EXERCISE DESCRIPTION. Set down the material below word for word, excluding the pictures.

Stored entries
- - - -
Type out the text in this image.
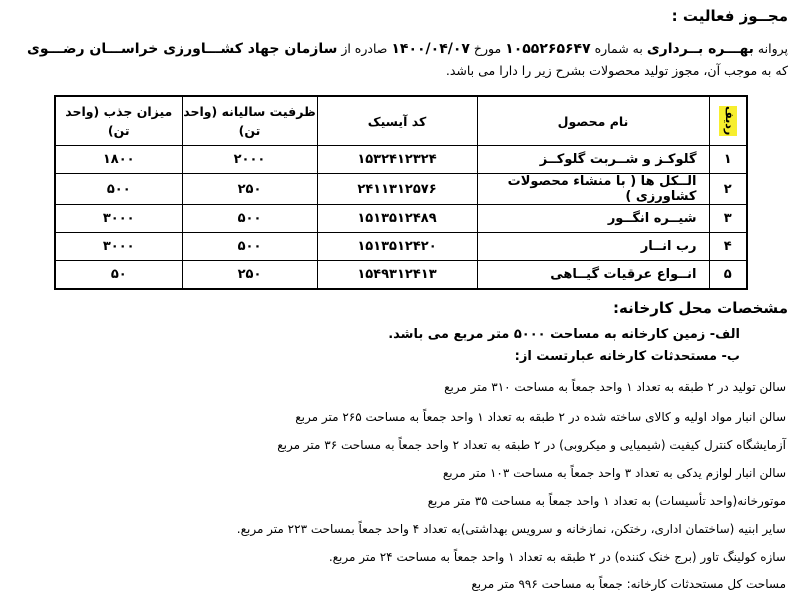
مجــوز فعالیت :
پروانه بهـــره بــرداری به شماره ۱۰۵۵۲۶۵۶۴۷ مورخ ۱۴۰۰/۰۴/۰۷ صادره از سازمان جهاد کشـــاورزی خراســـان رضـــوی که به موجب آن، مجوز تولید محصولات بشرح زیر را دارا می باشد.
ردیف	نام محصول	کد آیسیک	ظرفیت سالیانه (واحد تن)	میزان جذب (واحد تن)
۱	گلوکـز و شــربت گلوکــز	۱۵۳۲۴۱۲۳۲۴	۲۰۰۰	۱۸۰۰
۲	الــکل ها ( با منشاء محصولات کشاورزی )	۲۴۱۱۳۱۲۵۷۶	۲۵۰	۵۰۰
۳	شیــره انگــور	۱۵۱۳۵۱۲۴۸۹	۵۰۰	۳۰۰۰
۴	رب انــار	۱۵۱۳۵۱۲۴۲۰	۵۰۰	۳۰۰۰
۵	انــواع عرقیات گیــاهی	۱۵۴۹۳۱۲۴۱۳	۲۵۰	۵۰
مشخصات محل کارخانه:
الف- زمین کارخانه به مساحت ۵۰۰۰ متر مربع می باشد.
ب- مستحدثات کارخانه عبارتست از:
سالن تولید در ۲ طبقه به تعداد ۱ واحد جمعاً به مساحت ۳۱۰ متر مربع
سالن انبار مواد اولیه و کالای ساخته شده در ۲ طبقه به تعداد ۱ واحد جمعاً به مساحت ۲۶۵ متر مربع
آزمایشگاه کنترل کیفیت (شیمیایی و میکروبی) در ۲ طبقه به تعداد ۲ واحد جمعاً به مساحت ۳۶ متر مربع
سالن انبار لوازم یدکی به تعداد ۳ واحد جمعاً به مساحت ۱۰۳ متر مربع
موتورخانه(واحد تأسیسات) به تعداد ۱ واحد جمعاً به مساحت ۳۵ متر مربع
سایر ابنیه (ساختمان اداری، رختکن، نمازخانه و سرویس بهداشتی)به تعداد ۴ واحد جمعاً بمساحت ۲۲۳ متر مربع.
سازه کولینگ تاور (برج خنک کننده) در ۲ طبقه به تعداد ۱ واحد جمعاً به مساحت ۲۴ متر مربع.
مساحت کل مستحدثات کارخانه: جمعاً به مساحت ۹۹۶ متر مربع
- - - -
REPLY TO THE TASK.
Type out the text in this image.
مجــوز فعالیت :
پروانه بهـــره بــرداری به شماره ۱۰۵۵۲۶۵۶۴۷ مورخ ۱۴۰۰/۰۴/۰۷ صادره از سازمان جهاد کشـــاورزی خراســـان رضـــوی که به موجب آن، مجوز تولید محصولات بشرح زیر را دارا می باشد.
ردیف	نام محصول	کد آیسیک	ظرفیت سالیانه (واحد تن)	میزان جذب (واحد تن)
۱	گلوکـز و شــربت گلوکــز	۱۵۳۲۴۱۲۳۲۴	۲۰۰۰	۱۸۰۰
۲	الــکل ها ( با منشاء محصولات کشاورزی )	۲۴۱۱۳۱۲۵۷۶	۲۵۰	۵۰۰
۳	شیــره انگــور	۱۵۱۳۵۱۲۴۸۹	۵۰۰	۳۰۰۰
۴	رب انــار	۱۵۱۳۵۱۲۴۲۰	۵۰۰	۳۰۰۰
۵	انــواع عرقیات گیــاهی	۱۵۴۹۳۱۲۴۱۳	۲۵۰	۵۰
مشخصات محل کارخانه:
الف- زمین کارخانه به مساحت ۵۰۰۰ متر مربع می باشد.
ب- مستحدثات کارخانه عبارتست از:
سالن تولید در ۲ طبقه به تعداد ۱ واحد جمعاً به مساحت ۳۱۰ متر مربع
سالن انبار مواد اولیه و کالای ساخته شده در ۲ طبقه به تعداد ۱ واحد جمعاً به مساحت ۲۶۵ متر مربع
آزمایشگاه کنترل کیفیت (شیمیایی و میکروبی) در ۲ طبقه به تعداد ۲ واحد جمعاً به مساحت ۳۶ متر مربع
سالن انبار لوازم یدکی به تعداد ۳ واحد جمعاً به مساحت ۱۰۳ متر مربع
موتورخانه(واحد تأسیسات) به تعداد ۱ واحد جمعاً به مساحت ۳۵ متر مربع
سایر ابنیه (ساختمان اداری، رختکن، نمازخانه و سرویس بهداشتی)به تعداد ۴ واحد جمعاً بمساحت ۲۲۳ متر مربع.
سازه کولینگ تاور (برج خنک کننده) در ۲ طبقه به تعداد ۱ واحد جمعاً به مساحت ۲۴ متر مربع.
مساحت کل مستحدثات کارخانه: جمعاً به مساحت ۹۹۶ متر مربع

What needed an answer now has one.